(Rows from a figure dataset)
------------------------------------------------------------

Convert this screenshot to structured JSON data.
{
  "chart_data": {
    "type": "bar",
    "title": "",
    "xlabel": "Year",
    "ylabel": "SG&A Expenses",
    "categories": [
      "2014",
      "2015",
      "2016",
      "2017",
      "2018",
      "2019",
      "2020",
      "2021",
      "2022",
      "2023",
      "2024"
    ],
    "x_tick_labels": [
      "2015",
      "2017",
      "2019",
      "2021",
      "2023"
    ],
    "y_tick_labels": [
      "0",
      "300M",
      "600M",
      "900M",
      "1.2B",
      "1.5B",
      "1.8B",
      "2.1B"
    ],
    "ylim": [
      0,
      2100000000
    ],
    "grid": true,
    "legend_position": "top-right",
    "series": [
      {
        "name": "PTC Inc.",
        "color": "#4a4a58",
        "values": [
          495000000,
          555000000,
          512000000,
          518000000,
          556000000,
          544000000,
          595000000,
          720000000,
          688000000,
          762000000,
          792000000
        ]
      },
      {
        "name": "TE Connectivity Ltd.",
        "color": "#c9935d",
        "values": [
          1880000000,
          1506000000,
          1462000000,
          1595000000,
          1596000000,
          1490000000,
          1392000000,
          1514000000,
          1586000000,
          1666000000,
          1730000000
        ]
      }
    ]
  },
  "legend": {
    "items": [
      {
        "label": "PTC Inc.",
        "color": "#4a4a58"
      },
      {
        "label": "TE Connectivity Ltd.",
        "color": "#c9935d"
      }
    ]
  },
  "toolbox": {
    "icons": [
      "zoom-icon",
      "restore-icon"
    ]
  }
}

------------------------------------------------------------

**To do**
Reproduce the complete set of lines precisely as supplied.

**Final result**
Convert this screenshot to structured JSON data.
{
  "chart_data": {
    "type": "bar",
    "title": "",
    "xlabel": "Year",
    "ylabel": "SG&A Expenses",
    "categories": [
      "2014",
      "2015",
      "2016",
      "2017",
      "2018",
      "2019",
      "2020",
      "2021",
      "2022",
      "2023",
      "2024"
    ],
    "x_tick_labels": [
      "2015",
      "2017",
      "2019",
      "2021",
      "2023"
    ],
    "y_tick_labels": [
      "0",
      "300M",
      "600M",
      "900M",
      "1.2B",
      "1.5B",
      "1.8B",
      "2.1B"
    ],
    "ylim": [
      0,
      2100000000
    ],
    "grid": true,
    "legend_position": "top-right",
    "series": [
      {
        "name": "PTC Inc.",
        "color": "#4a4a58",
        "values": [
          495000000,
          555000000,
          512000000,
          518000000,
          556000000,
          544000000,
          595000000,
          720000000,
          688000000,
          762000000,
          792000000
        ]
      },
      {
        "name": "TE Connectivity Ltd.",
        "color": "#c9935d",
        "values": [
          1880000000,
          1506000000,
          1462000000,
          1595000000,
          1596000000,
          1490000000,
          1392000000,
          1514000000,
          1586000000,
          1666000000,
          1730000000
        ]
      }
    ]
  },
  "legend": {
    "items": [
      {
        "label": "PTC Inc.",
        "color": "#4a4a58"
      },
      {
        "label": "TE Connectivity Ltd.",
        "color": "#c9935d"
      }
    ]
  },
  "toolbox": {
    "icons": [
      "zoom-icon",
      "restore-icon"
    ]
  }
}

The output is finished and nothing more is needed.